Isolation and characterization of biologically active Fc receptors of human B lymphocytes

An experimental approach consisting of five steps was designed and tested to isolate Fc receptors (FcR) from human B cell lysates in a molecularly distinct form. The five steps were: (1) radioiodination of cell surface proteins by lactoperoxidase-catalyzed method; (2) lysis of radiolabeled cells by detergent treatment; (3) removal of intrinsic IgG by affinity chromatography on Protein A-Sepharose CL-4B gel; (4) extraction of FcR by affinity chromatography on heat-aggregated IgG and Fc fragments coupled to Sepharose 4B; and (5) gel filtration and isoelectric focusing. Our results with FcR + and FcR − cells indicated that affinity chromatography on heat-aggregated IgG and Fc fragments-Sepharose 4B (Step 4) extracted not only FcR proteins, but also small amounts of various other membrane components. However, they could be effectively separated by the combination of gel filtration and isoelectric focusing. By applying this procedure in large scale, FcR proteins were isolated from CLL cell lysates originated from three different patients. The isolated FcR molecules were found to be biologically active, as they produced inhibition of rosette formation between Rh-D antibody coated human O + red blood cells and human peripheral blood mononuclear cells. Such inhibition of EA rosette formation by isolated FcR proteins was also observed when EA preparation consisted of rabbit antibody and sheep erythrocytes confirming their lack of species specificity. Furthermore, F(ab') 2 fragments of rabbit antibody elicited against an isolated FcR preparation efficiently inhibited EA rosette formation. By affinity chromatography, it was shown that isolated FcR proteins bind with the Fc portion of IgG, but not to Fab or F(ab') 2 fragments. FcR proteins isolated from three different patient cell lysates were excluded from Sephadex G-100 and were focused in the natural pH gradient formed in the presence of 6 M urea at pH near 6.8-6.5; suggesting their molecular uniformity.

■ **Data under study**:
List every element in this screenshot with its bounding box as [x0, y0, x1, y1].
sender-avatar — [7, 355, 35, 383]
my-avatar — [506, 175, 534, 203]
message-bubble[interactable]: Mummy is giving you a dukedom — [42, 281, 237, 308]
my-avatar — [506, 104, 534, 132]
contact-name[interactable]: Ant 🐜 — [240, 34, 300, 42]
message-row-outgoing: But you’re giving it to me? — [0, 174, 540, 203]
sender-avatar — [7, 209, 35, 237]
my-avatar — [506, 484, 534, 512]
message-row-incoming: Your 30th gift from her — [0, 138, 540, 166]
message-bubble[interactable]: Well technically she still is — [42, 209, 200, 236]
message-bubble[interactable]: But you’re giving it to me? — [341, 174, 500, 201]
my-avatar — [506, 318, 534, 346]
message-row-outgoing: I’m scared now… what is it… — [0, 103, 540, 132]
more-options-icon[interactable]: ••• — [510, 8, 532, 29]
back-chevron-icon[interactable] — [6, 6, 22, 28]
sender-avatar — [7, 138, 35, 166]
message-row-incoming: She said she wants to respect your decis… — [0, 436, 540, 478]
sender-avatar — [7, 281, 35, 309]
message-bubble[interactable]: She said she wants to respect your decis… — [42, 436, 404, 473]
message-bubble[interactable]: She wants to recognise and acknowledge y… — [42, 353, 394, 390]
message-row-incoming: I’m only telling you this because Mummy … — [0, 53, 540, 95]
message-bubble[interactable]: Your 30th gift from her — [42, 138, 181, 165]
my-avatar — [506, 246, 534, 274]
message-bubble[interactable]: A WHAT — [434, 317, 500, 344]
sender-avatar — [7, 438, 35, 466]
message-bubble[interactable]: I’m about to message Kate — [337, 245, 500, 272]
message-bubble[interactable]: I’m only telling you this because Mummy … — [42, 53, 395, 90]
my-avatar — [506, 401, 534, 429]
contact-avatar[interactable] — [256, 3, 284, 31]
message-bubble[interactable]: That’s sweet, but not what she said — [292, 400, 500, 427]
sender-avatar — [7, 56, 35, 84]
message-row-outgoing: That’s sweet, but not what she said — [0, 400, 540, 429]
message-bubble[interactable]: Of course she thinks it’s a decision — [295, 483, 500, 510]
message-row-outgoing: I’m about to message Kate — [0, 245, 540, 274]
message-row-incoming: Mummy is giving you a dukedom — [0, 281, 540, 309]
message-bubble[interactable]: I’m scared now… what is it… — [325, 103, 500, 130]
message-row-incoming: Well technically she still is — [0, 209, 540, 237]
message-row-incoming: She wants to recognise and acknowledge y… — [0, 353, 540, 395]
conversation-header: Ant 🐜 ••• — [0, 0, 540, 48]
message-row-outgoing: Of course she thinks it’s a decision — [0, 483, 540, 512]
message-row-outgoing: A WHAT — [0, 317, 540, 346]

■ **Task requirements**:
List the five steps of the procedure that the Fc receptor text describes for isolating Fc receptors from human B cell lysates.

■ **Result**:
1. Radioiodination of cell surface proteins by the lactoperoxidase-catalyzed method
2. Lysis of the radiolabeled cells by detergent treatment
3. Removal of intrinsic IgG by affinity chromatography on Protein A-Sepharose CL-4B gel
4. Extraction of FcR by affinity chromatography on heat-aggregated IgG and Fc fragments coupled to Sepharose 4B
5. Gel filtration and isoelectric focusing